Your goal:
Please set down all the lines beneath this one exactly, without the pictures.

Input records:
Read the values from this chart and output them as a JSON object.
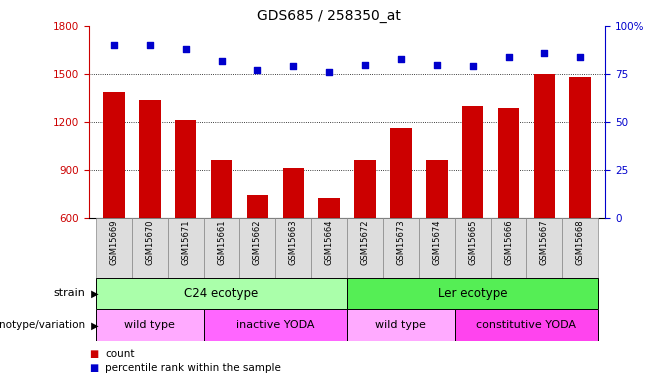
{
  "title": "GDS685 / 258350_at",
  "categories": [
    "GSM15669",
    "GSM15670",
    "GSM15671",
    "GSM15661",
    "GSM15662",
    "GSM15663",
    "GSM15664",
    "GSM15672",
    "GSM15673",
    "GSM15674",
    "GSM15665",
    "GSM15666",
    "GSM15667",
    "GSM15668"
  ],
  "bar_values": [
    1390,
    1340,
    1210,
    960,
    740,
    910,
    720,
    960,
    1160,
    960,
    1300,
    1290,
    1500,
    1480
  ],
  "scatter_values": [
    90,
    90,
    88,
    82,
    77,
    79,
    76,
    80,
    83,
    80,
    79,
    84,
    86,
    84
  ],
  "bar_color": "#cc0000",
  "scatter_color": "#0000cc",
  "ylim_left": [
    600,
    1800
  ],
  "ylim_right": [
    0,
    100
  ],
  "yticks_left": [
    600,
    900,
    1200,
    1500,
    1800
  ],
  "yticks_right": [
    0,
    25,
    50,
    75,
    100
  ],
  "c24_cols": 7,
  "ler_cols": 7,
  "wild_type_c24_cols": 3,
  "inactive_yoda_cols": 4,
  "wild_type_ler_cols": 3,
  "constitutive_yoda_cols": 4,
  "strain_c24_color": "#aaffaa",
  "strain_ler_color": "#55ee55",
  "geno_wildtype_color": "#ffaaff",
  "geno_inactive_color": "#ff66ff",
  "geno_constitutive_color": "#ff44ee"
}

Answer:
Read the values from this chart and output them as a JSON object.
{
  "title": "GDS685 / 258350_at",
  "categories": [
    "GSM15669",
    "GSM15670",
    "GSM15671",
    "GSM15661",
    "GSM15662",
    "GSM15663",
    "GSM15664",
    "GSM15672",
    "GSM15673",
    "GSM15674",
    "GSM15665",
    "GSM15666",
    "GSM15667",
    "GSM15668"
  ],
  "bar_values": [
    1390,
    1340,
    1210,
    960,
    740,
    910,
    720,
    960,
    1160,
    960,
    1300,
    1290,
    1500,
    1480
  ],
  "scatter_values": [
    90,
    90,
    88,
    82,
    77,
    79,
    76,
    80,
    83,
    80,
    79,
    84,
    86,
    84
  ],
  "bar_color": "#cc0000",
  "scatter_color": "#0000cc",
  "ylim_left": [
    600,
    1800
  ],
  "ylim_right": [
    0,
    100
  ],
  "yticks_left": [
    600,
    900,
    1200,
    1500,
    1800
  ],
  "yticks_right": [
    0,
    25,
    50,
    75,
    100
  ],
  "c24_cols": 7,
  "ler_cols": 7,
  "wild_type_c24_cols": 3,
  "inactive_yoda_cols": 4,
  "wild_type_ler_cols": 3,
  "constitutive_yoda_cols": 4,
  "strain_c24_color": "#aaffaa",
  "strain_ler_color": "#55ee55",
  "geno_wildtype_color": "#ffaaff",
  "geno_inactive_color": "#ff66ff",
  "geno_constitutive_color": "#ff44ee"
}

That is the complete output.